━━ DATASET CONTENT
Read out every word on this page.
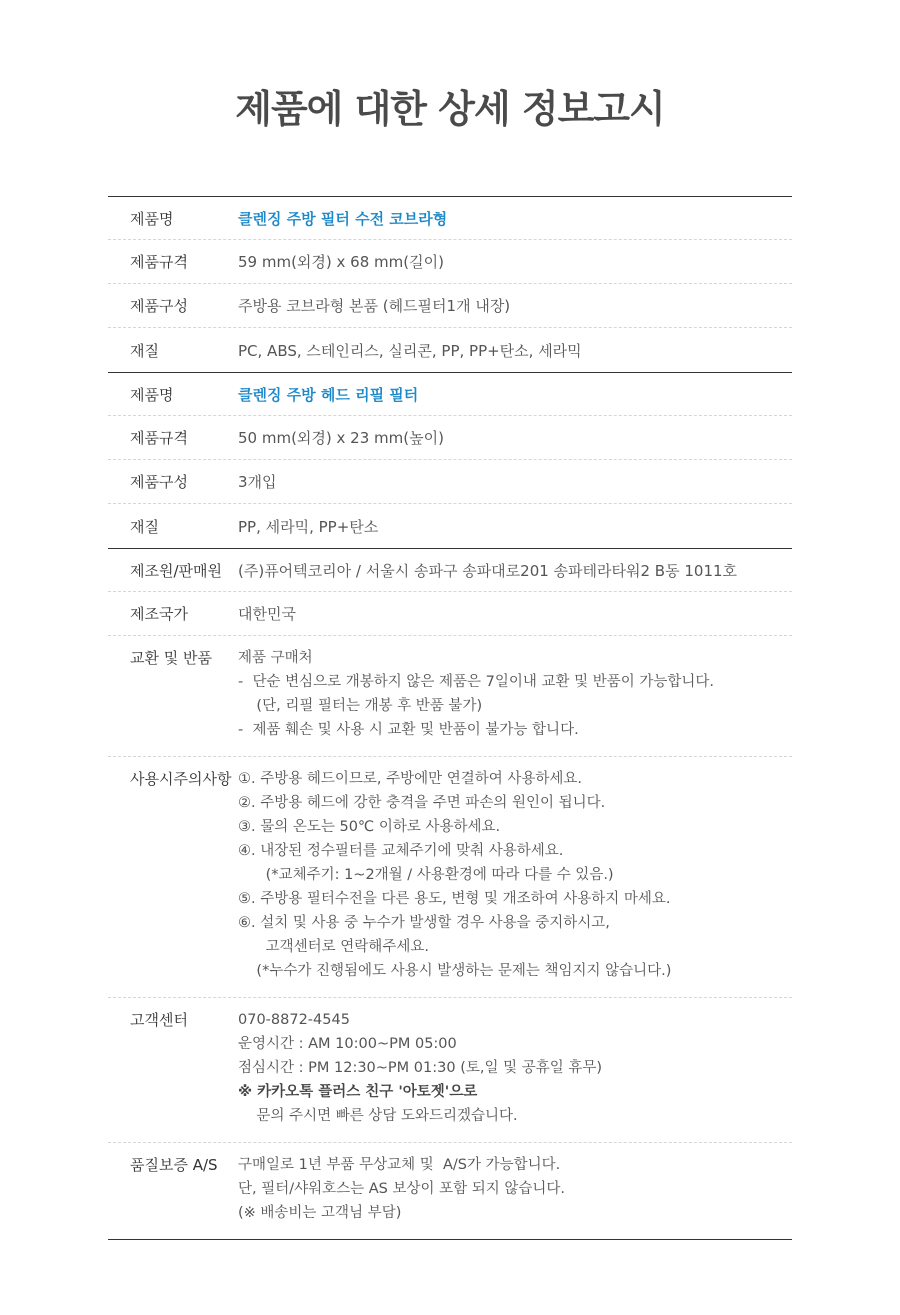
제품에 대한 상세 정보고시
제품명	클렌징 주방 필터 수전 코브라형
제품규격	59 mm(외경) x 68 mm(길이)
제품구성	주방용 코브라형 본품 (헤드필터1개 내장)
재질	PC, ABS, 스테인리스, 실리콘, PP, PP+탄소, 세라믹
제품명	클렌징 주방 헤드 리필 필터
제품규격	50 mm(외경) x 23 mm(높이)
제품구성	3개입
재질	PP, 세라믹, PP+탄소
제조원/판매원	(주)퓨어텍코리아 / 서울시 송파구 송파대로201 송파테라타워2 B동 1011호
제조국가	대한민국
교환 및 반품	제품 구매처
-  단순 변심으로 개봉하지 않은 제품은 7일이내 교환 및 반품이 가능합니다.
(단, 리필 필터는 개봉 후 반품 불가)
-  제품 훼손 및 사용 시 교환 및 반품이 불가능 합니다.
사용시주의사항 ①. 주방용 헤드이므로, 주방에만 연결하여 사용하세요.
②. 주방용 헤드에 강한 충격을 주면 파손의 원인이 됩니다.
③. 물의 온도는 50℃ 이하로 사용하세요.
④. 내장된 정수필터를 교체주기에 맞춰 사용하세요.
(*교체주기: 1~2개월 / 사용환경에 따라 다를 수 있음.)
⑤. 주방용 필터수전을 다른 용도, 변형 및 개조하여 사용하지 마세요.
⑥. 설치 및 사용 중 누수가 발생할 경우 사용을 중지하시고,
고객센터로 연락해주세요.
(*누수가 진행됨에도 사용시 발생하는 문제는 책임지지 않습니다.)
고객센터	070-8872-4545
운영시간 : AM 10:00~PM 05:00
점심시간 : PM 12:30~PM 01:30 (토,일 및 공휴일 휴무)
※ 카카오톡 플러스 친구 '아토젯'으로
문의 주시면 빠른 상담 도와드리겠습니다.
품질보증 A/S	구매일로 1년 부품 무상교체 및  A/S가 가능합니다.
단, 필터/샤워호스는 AS 보상이 포함 되지 않습니다.
(※ 배송비는 고객님 부담)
━━━━
Keep every word of the data as it is when you write it out, but drop the pictures.

◆ EXERCISE OUTPUT:
Read out every word on this page.
제품에 대한 상세 정보고시
제품명	클렌징 주방 필터 수전 코브라형
제품규격	59 mm(외경) x 68 mm(길이)
제품구성	주방용 코브라형 본품 (헤드필터1개 내장)
재질	PC, ABS, 스테인리스, 실리콘, PP, PP+탄소, 세라믹
제품명	클렌징 주방 헤드 리필 필터
제품규격	50 mm(외경) x 23 mm(높이)
제품구성	3개입
재질	PP, 세라믹, PP+탄소
제조원/판매원	(주)퓨어텍코리아 / 서울시 송파구 송파대로201 송파테라타워2 B동 1011호
제조국가	대한민국
교환 및 반품	제품 구매처
-  단순 변심으로 개봉하지 않은 제품은 7일이내 교환 및 반품이 가능합니다.
(단, 리필 필터는 개봉 후 반품 불가)
-  제품 훼손 및 사용 시 교환 및 반품이 불가능 합니다.
사용시주의사항 ①. 주방용 헤드이므로, 주방에만 연결하여 사용하세요.
②. 주방용 헤드에 강한 충격을 주면 파손의 원인이 됩니다.
③. 물의 온도는 50℃ 이하로 사용하세요.
④. 내장된 정수필터를 교체주기에 맞춰 사용하세요.
(*교체주기: 1~2개월 / 사용환경에 따라 다를 수 있음.)
⑤. 주방용 필터수전을 다른 용도, 변형 및 개조하여 사용하지 마세요.
⑥. 설치 및 사용 중 누수가 발생할 경우 사용을 중지하시고,
고객센터로 연락해주세요.
(*누수가 진행됨에도 사용시 발생하는 문제는 책임지지 않습니다.)
고객센터	070-8872-4545
운영시간 : AM 10:00~PM 05:00
점심시간 : PM 12:30~PM 01:30 (토,일 및 공휴일 휴무)
※ 카카오톡 플러스 친구 '아토젯'으로
문의 주시면 빠른 상담 도와드리겠습니다.
품질보증 A/S	구매일로 1년 부품 무상교체 및  A/S가 가능합니다.
단, 필터/샤워호스는 AS 보상이 포함 되지 않습니다.
(※ 배송비는 고객님 부담)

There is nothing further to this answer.